Figure contents as structured data
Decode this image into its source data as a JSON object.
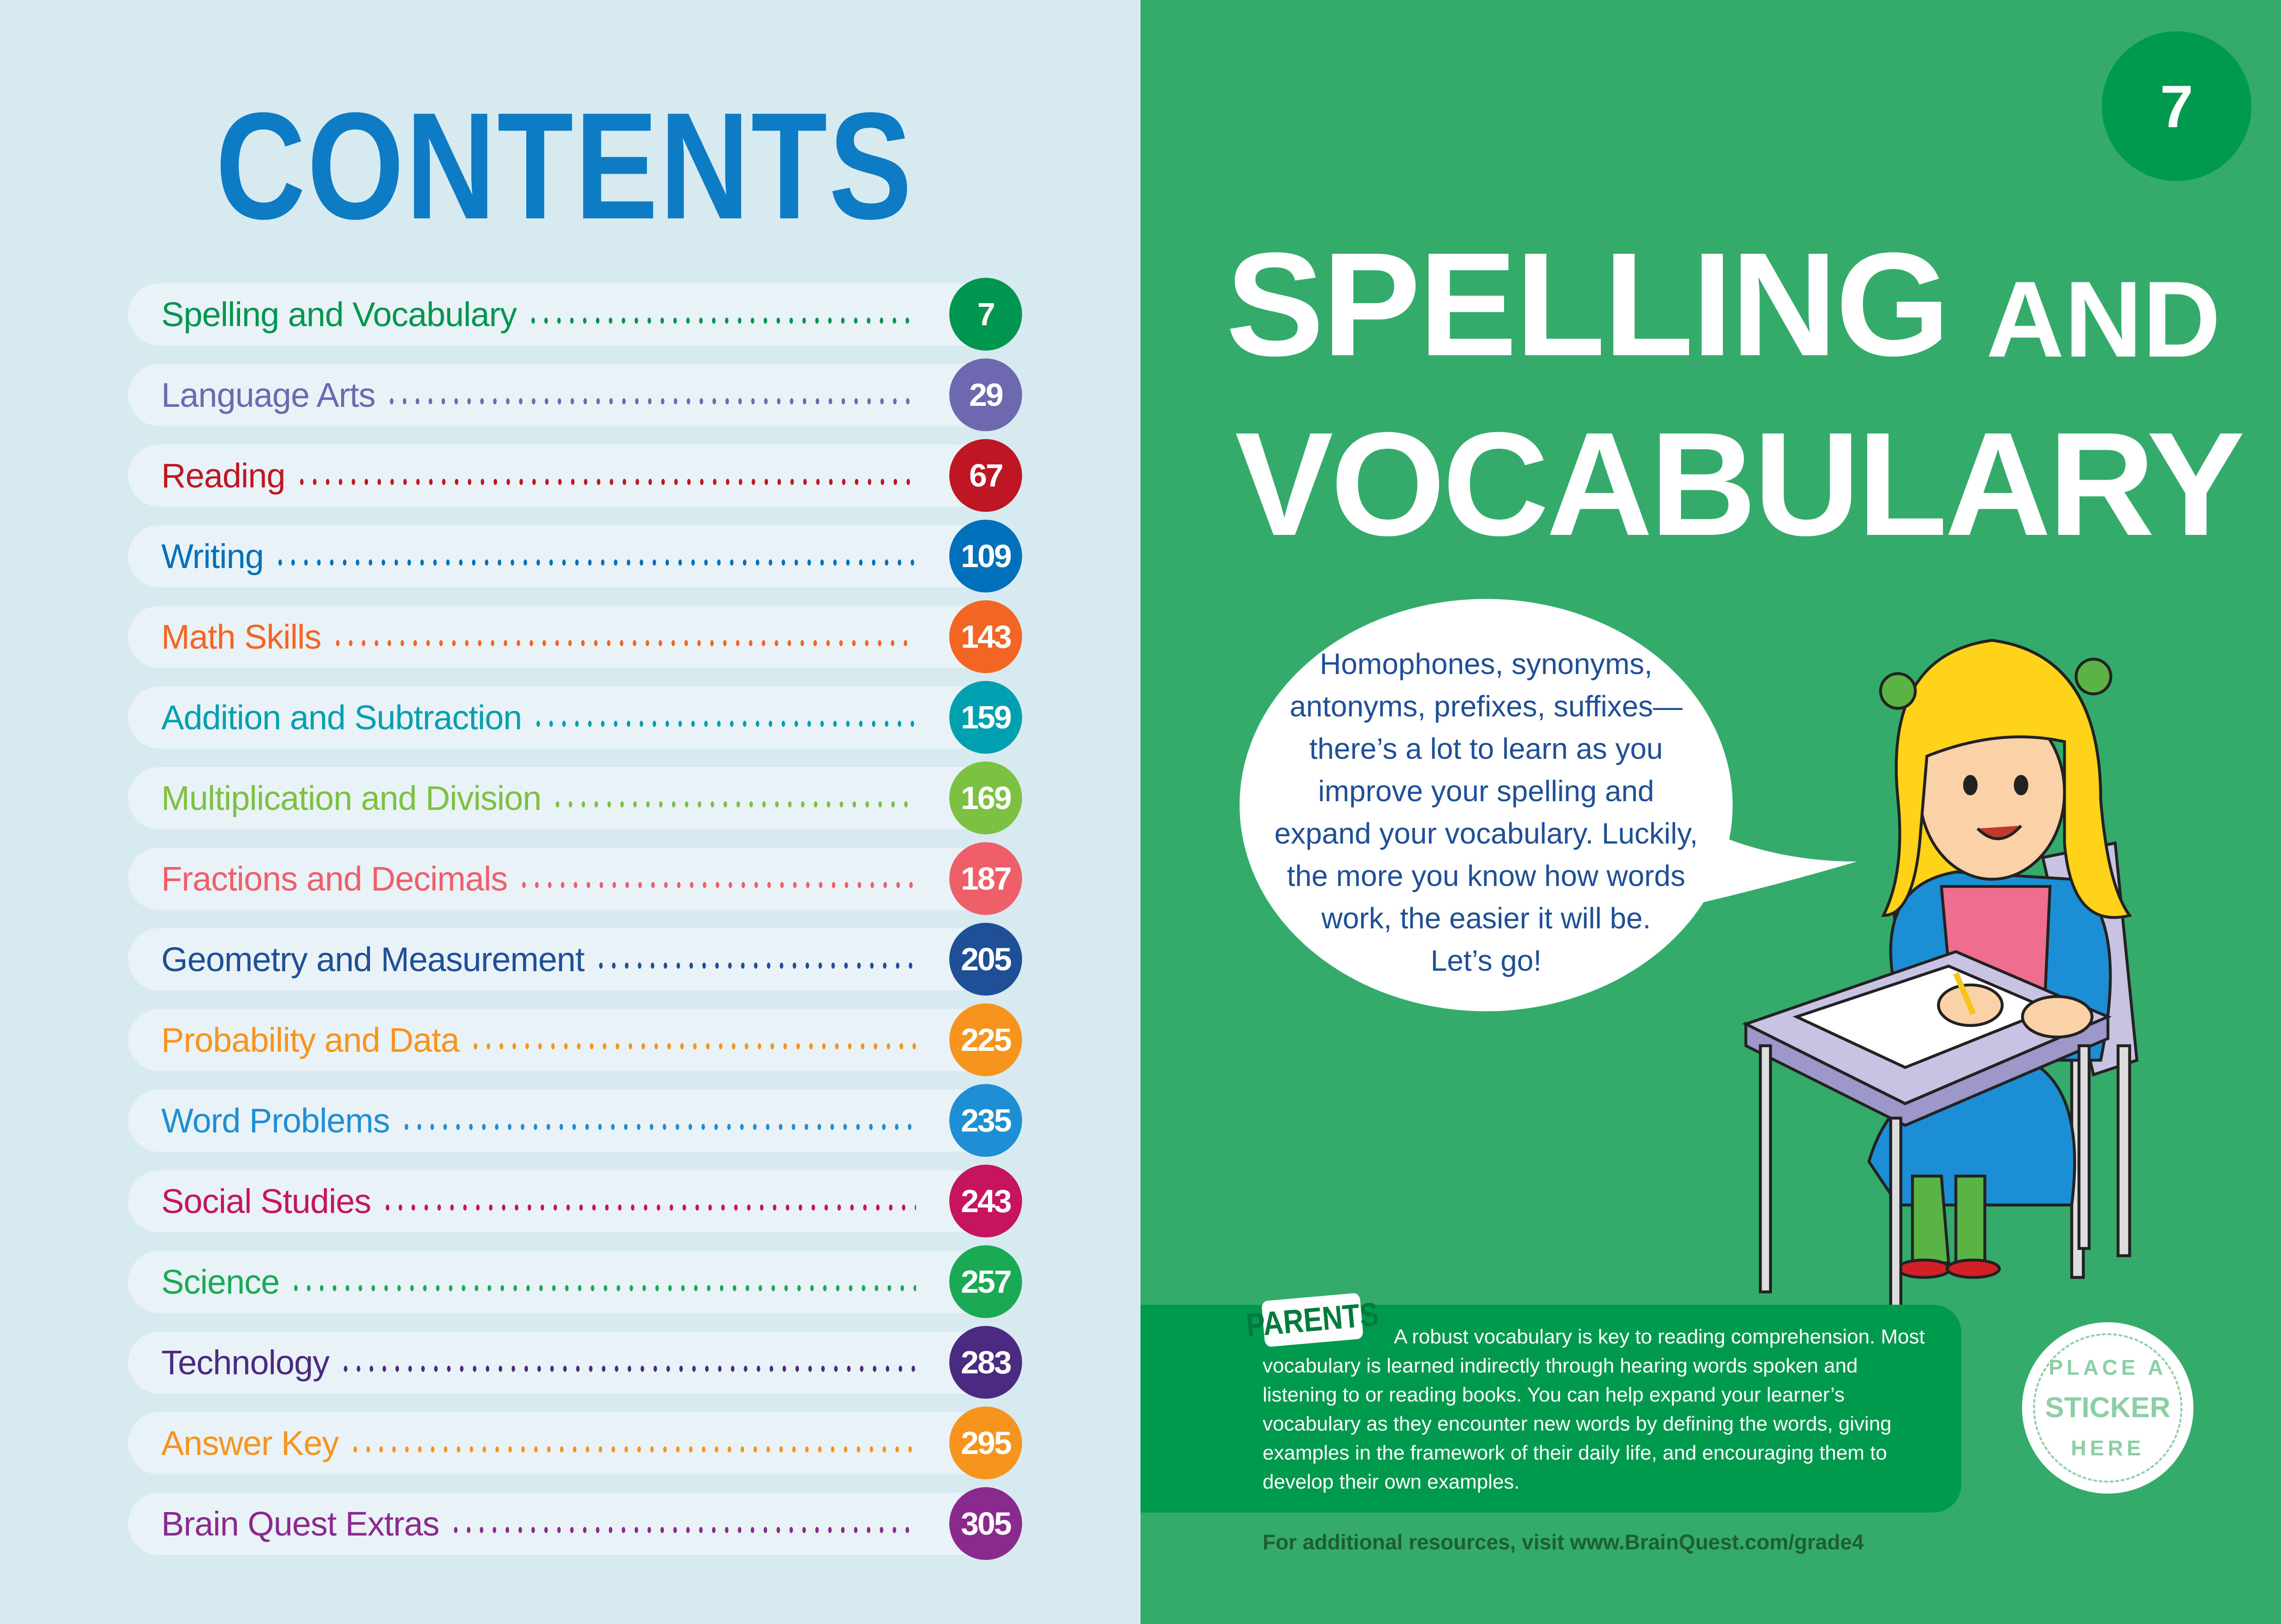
{
  "contents": {
    "title": "CONTENTS",
    "items": [
      {
        "label": "Spelling and Vocabulary",
        "page": "7",
        "color": "#00964f"
      },
      {
        "label": "Language Arts",
        "page": "29",
        "color": "#6e68b0"
      },
      {
        "label": "Reading",
        "page": "67",
        "color": "#be1622"
      },
      {
        "label": "Writing",
        "page": "109",
        "color": "#0070bb"
      },
      {
        "label": "Math Skills",
        "page": "143",
        "color": "#f26522"
      },
      {
        "label": "Addition and Subtraction",
        "page": "159",
        "color": "#00a0b0"
      },
      {
        "label": "Multiplication and Division",
        "page": "169",
        "color": "#7dc142"
      },
      {
        "label": "Fractions and Decimals",
        "page": "187",
        "color": "#ef5f6a"
      },
      {
        "label": "Geometry and Measurement",
        "page": "205",
        "color": "#1f4f96"
      },
      {
        "label": "Probability and Data",
        "page": "225",
        "color": "#f7941d"
      },
      {
        "label": "Word Problems",
        "page": "235",
        "color": "#1e8fd5"
      },
      {
        "label": "Social Studies",
        "page": "243",
        "color": "#c6145f"
      },
      {
        "label": "Science",
        "page": "257",
        "color": "#1aaa55"
      },
      {
        "label": "Technology",
        "page": "283",
        "color": "#4b2b82"
      },
      {
        "label": "Answer Key",
        "page": "295",
        "color": "#f7941d"
      },
      {
        "label": "Brain Quest Extras",
        "page": "305",
        "color": "#8a2a8f"
      }
    ]
  },
  "chapter": {
    "page_number": "7",
    "title_line1": "SPELLING",
    "title_and": "AND",
    "title_line2": "VOCABULARY",
    "speech_lines": [
      "Homophones, synonyms,",
      "antonyms, prefixes, suffixes—",
      "there’s a lot to learn as you",
      "improve your spelling and",
      "expand your vocabulary. Luckily,",
      "the more you know how words",
      "work, the easier it will be.",
      "Let’s go!"
    ],
    "parents_label": "PARENTS",
    "parents_text": "A robust vocabulary is key to reading comprehension. Most vocabulary is learned indirectly through hearing words spoken and listening to or reading books. You can help expand your learner’s vocabulary as they encounter new words by defining the words, giving examples in the framework of their daily life, and encouraging them to develop their own examples.",
    "sticker": {
      "top": "PLACE A",
      "middle": "STICKER",
      "bottom": "HERE"
    },
    "footer": "For additional resources, visit www.BrainQuest.com/grade4"
  },
  "colors": {
    "left_bg": "#d6eaf0",
    "right_bg": "#34ab6a",
    "title_blue": "#0d7cc4",
    "dark_green": "#009a4e"
  }
}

Given request:
Each line above is to be copied verbatim. Drop any image from the copy.

Task response:
Decode this image into its source data as a JSON object.
{
  "contents": {
    "title": "CONTENTS",
    "items": [
      {
        "label": "Spelling and Vocabulary",
        "page": "7",
        "color": "#00964f"
      },
      {
        "label": "Language Arts",
        "page": "29",
        "color": "#6e68b0"
      },
      {
        "label": "Reading",
        "page": "67",
        "color": "#be1622"
      },
      {
        "label": "Writing",
        "page": "109",
        "color": "#0070bb"
      },
      {
        "label": "Math Skills",
        "page": "143",
        "color": "#f26522"
      },
      {
        "label": "Addition and Subtraction",
        "page": "159",
        "color": "#00a0b0"
      },
      {
        "label": "Multiplication and Division",
        "page": "169",
        "color": "#7dc142"
      },
      {
        "label": "Fractions and Decimals",
        "page": "187",
        "color": "#ef5f6a"
      },
      {
        "label": "Geometry and Measurement",
        "page": "205",
        "color": "#1f4f96"
      },
      {
        "label": "Probability and Data",
        "page": "225",
        "color": "#f7941d"
      },
      {
        "label": "Word Problems",
        "page": "235",
        "color": "#1e8fd5"
      },
      {
        "label": "Social Studies",
        "page": "243",
        "color": "#c6145f"
      },
      {
        "label": "Science",
        "page": "257",
        "color": "#1aaa55"
      },
      {
        "label": "Technology",
        "page": "283",
        "color": "#4b2b82"
      },
      {
        "label": "Answer Key",
        "page": "295",
        "color": "#f7941d"
      },
      {
        "label": "Brain Quest Extras",
        "page": "305",
        "color": "#8a2a8f"
      }
    ]
  },
  "chapter": {
    "page_number": "7",
    "title_line1": "SPELLING",
    "title_and": "AND",
    "title_line2": "VOCABULARY",
    "speech_lines": [
      "Homophones, synonyms,",
      "antonyms, prefixes, suffixes—",
      "there’s a lot to learn as you",
      "improve your spelling and",
      "expand your vocabulary. Luckily,",
      "the more you know how words",
      "work, the easier it will be.",
      "Let’s go!"
    ],
    "parents_label": "PARENTS",
    "parents_text": "A robust vocabulary is key to reading comprehension. Most vocabulary is learned indirectly through hearing words spoken and listening to or reading books. You can help expand your learner’s vocabulary as they encounter new words by defining the words, giving examples in the framework of their daily life, and encouraging them to develop their own examples.",
    "sticker": {
      "top": "PLACE A",
      "middle": "STICKER",
      "bottom": "HERE"
    },
    "footer": "For additional resources, visit www.BrainQuest.com/grade4"
  },
  "colors": {
    "left_bg": "#d6eaf0",
    "right_bg": "#34ab6a",
    "title_blue": "#0d7cc4",
    "dark_green": "#009a4e"
  }
}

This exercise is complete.